**Instruction:**
Leaving out the pictures, please retype each record exactly.

Stored dataset items
________________________
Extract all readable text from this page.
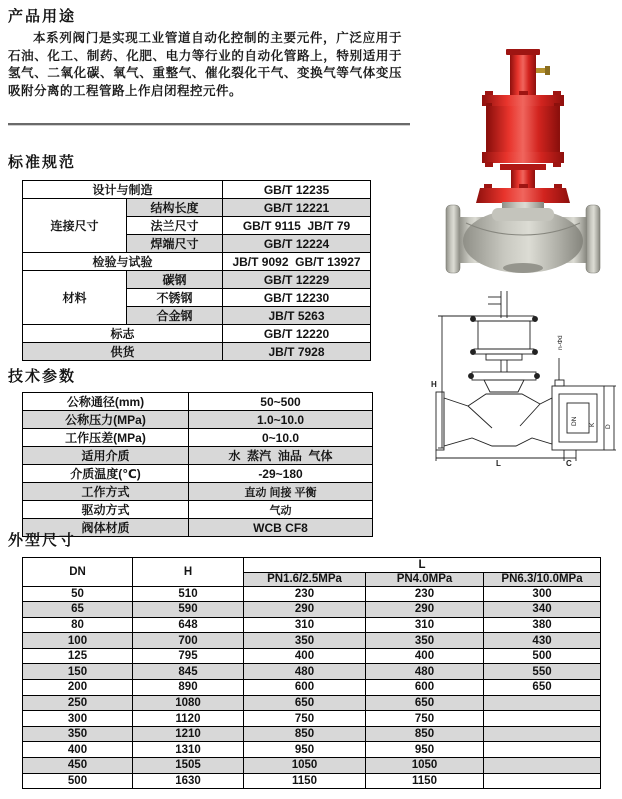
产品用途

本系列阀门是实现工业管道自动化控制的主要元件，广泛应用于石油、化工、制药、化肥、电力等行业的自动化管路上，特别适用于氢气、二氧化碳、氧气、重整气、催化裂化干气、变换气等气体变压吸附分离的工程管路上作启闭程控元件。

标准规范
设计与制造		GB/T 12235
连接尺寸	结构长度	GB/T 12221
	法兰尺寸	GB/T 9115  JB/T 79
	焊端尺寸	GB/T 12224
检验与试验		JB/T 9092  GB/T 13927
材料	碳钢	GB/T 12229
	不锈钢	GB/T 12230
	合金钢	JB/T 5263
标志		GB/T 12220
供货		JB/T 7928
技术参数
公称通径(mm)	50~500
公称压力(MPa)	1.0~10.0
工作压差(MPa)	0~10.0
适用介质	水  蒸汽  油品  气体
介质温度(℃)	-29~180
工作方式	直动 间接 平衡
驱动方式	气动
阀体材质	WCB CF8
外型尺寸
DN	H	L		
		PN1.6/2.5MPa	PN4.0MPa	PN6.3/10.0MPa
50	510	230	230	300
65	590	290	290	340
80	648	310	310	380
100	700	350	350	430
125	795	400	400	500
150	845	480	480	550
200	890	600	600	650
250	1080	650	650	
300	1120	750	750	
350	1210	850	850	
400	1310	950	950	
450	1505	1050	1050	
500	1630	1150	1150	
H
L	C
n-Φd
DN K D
________________________
**Final result:**
Extract all readable text from this page.
产品用途

本系列阀门是实现工业管道自动化控制的主要元件，广泛应用于石油、化工、制药、化肥、电力等行业的自动化管路上，特别适用于氢气、二氧化碳、氧气、重整气、催化裂化干气、变换气等气体变压吸附分离的工程管路上作启闭程控元件。

标准规范
设计与制造		GB/T 12235
连接尺寸	结构长度	GB/T 12221
	法兰尺寸	GB/T 9115  JB/T 79
	焊端尺寸	GB/T 12224
检验与试验		JB/T 9092  GB/T 13927
材料	碳钢	GB/T 12229
	不锈钢	GB/T 12230
	合金钢	JB/T 5263
标志		GB/T 12220
供货		JB/T 7928
技术参数
公称通径(mm)	50~500
公称压力(MPa)	1.0~10.0
工作压差(MPa)	0~10.0
适用介质	水  蒸汽  油品  气体
介质温度(℃)	-29~180
工作方式	直动 间接 平衡
驱动方式	气动
阀体材质	WCB CF8
外型尺寸
DN	H	L		
		PN1.6/2.5MPa	PN4.0MPa	PN6.3/10.0MPa
50	510	230	230	300
65	590	290	290	340
80	648	310	310	380
100	700	350	350	430
125	795	400	400	500
150	845	480	480	550
200	890	600	600	650
250	1080	650	650	
300	1120	750	750	
350	1210	850	850	
400	1310	950	950	
450	1505	1050	1050	
500	1630	1150	1150	
H
L	C
n-Φd
DN K D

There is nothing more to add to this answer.